What this task involves
Look below and pull out each line with the word "Outreach".

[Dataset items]
------------

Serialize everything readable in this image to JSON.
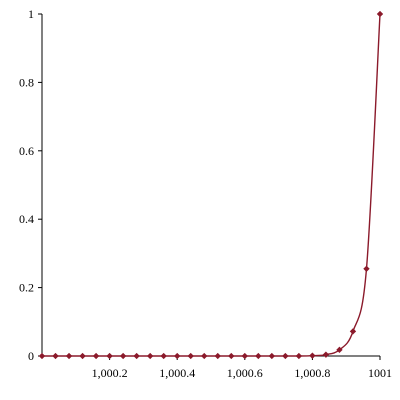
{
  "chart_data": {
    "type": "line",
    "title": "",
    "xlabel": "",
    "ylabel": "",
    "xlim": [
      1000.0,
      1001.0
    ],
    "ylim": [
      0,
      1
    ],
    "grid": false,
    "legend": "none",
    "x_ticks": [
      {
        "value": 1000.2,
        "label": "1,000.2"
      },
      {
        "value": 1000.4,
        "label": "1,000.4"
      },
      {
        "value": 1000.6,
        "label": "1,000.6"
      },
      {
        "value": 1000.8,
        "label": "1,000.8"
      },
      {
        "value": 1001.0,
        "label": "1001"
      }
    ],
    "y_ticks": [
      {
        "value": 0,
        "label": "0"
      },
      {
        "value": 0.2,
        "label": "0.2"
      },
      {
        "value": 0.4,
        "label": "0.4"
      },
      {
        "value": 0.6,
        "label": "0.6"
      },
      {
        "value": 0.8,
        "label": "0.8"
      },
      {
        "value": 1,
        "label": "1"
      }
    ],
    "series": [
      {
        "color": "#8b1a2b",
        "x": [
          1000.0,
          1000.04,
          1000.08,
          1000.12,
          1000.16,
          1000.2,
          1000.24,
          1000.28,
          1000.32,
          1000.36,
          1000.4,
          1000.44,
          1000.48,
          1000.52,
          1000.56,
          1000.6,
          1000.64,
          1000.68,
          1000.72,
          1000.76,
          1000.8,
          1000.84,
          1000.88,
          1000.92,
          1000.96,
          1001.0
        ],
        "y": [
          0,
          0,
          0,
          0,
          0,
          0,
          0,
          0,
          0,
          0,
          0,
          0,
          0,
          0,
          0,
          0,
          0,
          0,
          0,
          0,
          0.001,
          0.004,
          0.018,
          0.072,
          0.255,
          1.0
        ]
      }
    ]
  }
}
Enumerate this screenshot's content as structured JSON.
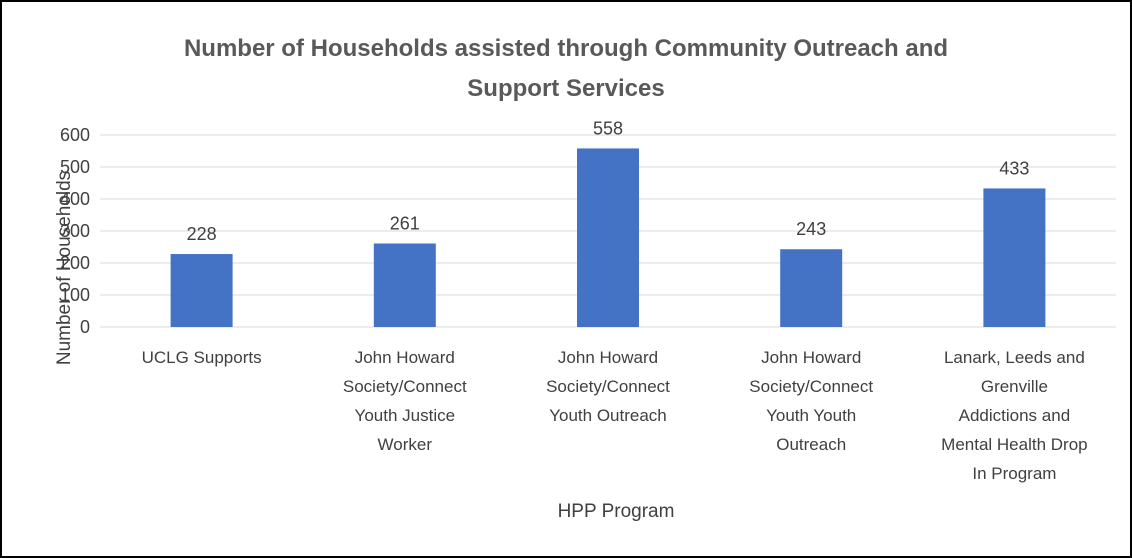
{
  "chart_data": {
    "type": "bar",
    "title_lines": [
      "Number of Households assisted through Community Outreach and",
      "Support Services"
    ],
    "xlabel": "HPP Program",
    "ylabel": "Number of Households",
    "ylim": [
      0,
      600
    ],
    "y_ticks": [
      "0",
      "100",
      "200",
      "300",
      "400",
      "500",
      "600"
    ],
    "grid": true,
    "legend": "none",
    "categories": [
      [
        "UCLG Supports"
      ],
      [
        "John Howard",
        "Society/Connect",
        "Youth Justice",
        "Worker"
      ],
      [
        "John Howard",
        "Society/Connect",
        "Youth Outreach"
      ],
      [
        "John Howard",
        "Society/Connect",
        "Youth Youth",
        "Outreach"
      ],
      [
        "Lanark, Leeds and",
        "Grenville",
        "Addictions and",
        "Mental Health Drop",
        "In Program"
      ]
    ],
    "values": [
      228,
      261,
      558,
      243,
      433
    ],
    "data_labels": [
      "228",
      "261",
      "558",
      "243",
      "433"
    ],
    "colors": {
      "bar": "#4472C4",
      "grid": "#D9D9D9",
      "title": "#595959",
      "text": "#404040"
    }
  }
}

------------

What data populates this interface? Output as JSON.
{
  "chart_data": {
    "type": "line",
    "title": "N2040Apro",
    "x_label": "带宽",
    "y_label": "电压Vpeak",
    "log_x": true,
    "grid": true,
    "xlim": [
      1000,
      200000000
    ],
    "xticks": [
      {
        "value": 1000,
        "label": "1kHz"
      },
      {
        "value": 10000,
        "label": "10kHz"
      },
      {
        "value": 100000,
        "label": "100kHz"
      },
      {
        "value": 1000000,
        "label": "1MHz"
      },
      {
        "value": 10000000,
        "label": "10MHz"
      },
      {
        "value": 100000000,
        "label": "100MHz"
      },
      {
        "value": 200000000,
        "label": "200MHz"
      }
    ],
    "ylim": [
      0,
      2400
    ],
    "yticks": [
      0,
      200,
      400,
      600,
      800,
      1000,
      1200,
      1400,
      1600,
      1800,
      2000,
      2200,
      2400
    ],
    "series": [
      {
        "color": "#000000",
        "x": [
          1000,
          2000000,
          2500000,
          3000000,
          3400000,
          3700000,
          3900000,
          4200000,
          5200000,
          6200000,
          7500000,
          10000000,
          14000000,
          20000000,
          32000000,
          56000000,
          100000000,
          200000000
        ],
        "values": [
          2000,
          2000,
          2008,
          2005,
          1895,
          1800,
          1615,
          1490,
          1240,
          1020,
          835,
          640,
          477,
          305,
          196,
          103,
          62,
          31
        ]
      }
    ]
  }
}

------------

Worked solution
      "Number of Households assisted through Community Outreach and",
        "Youth Outreach"
        "Outreach"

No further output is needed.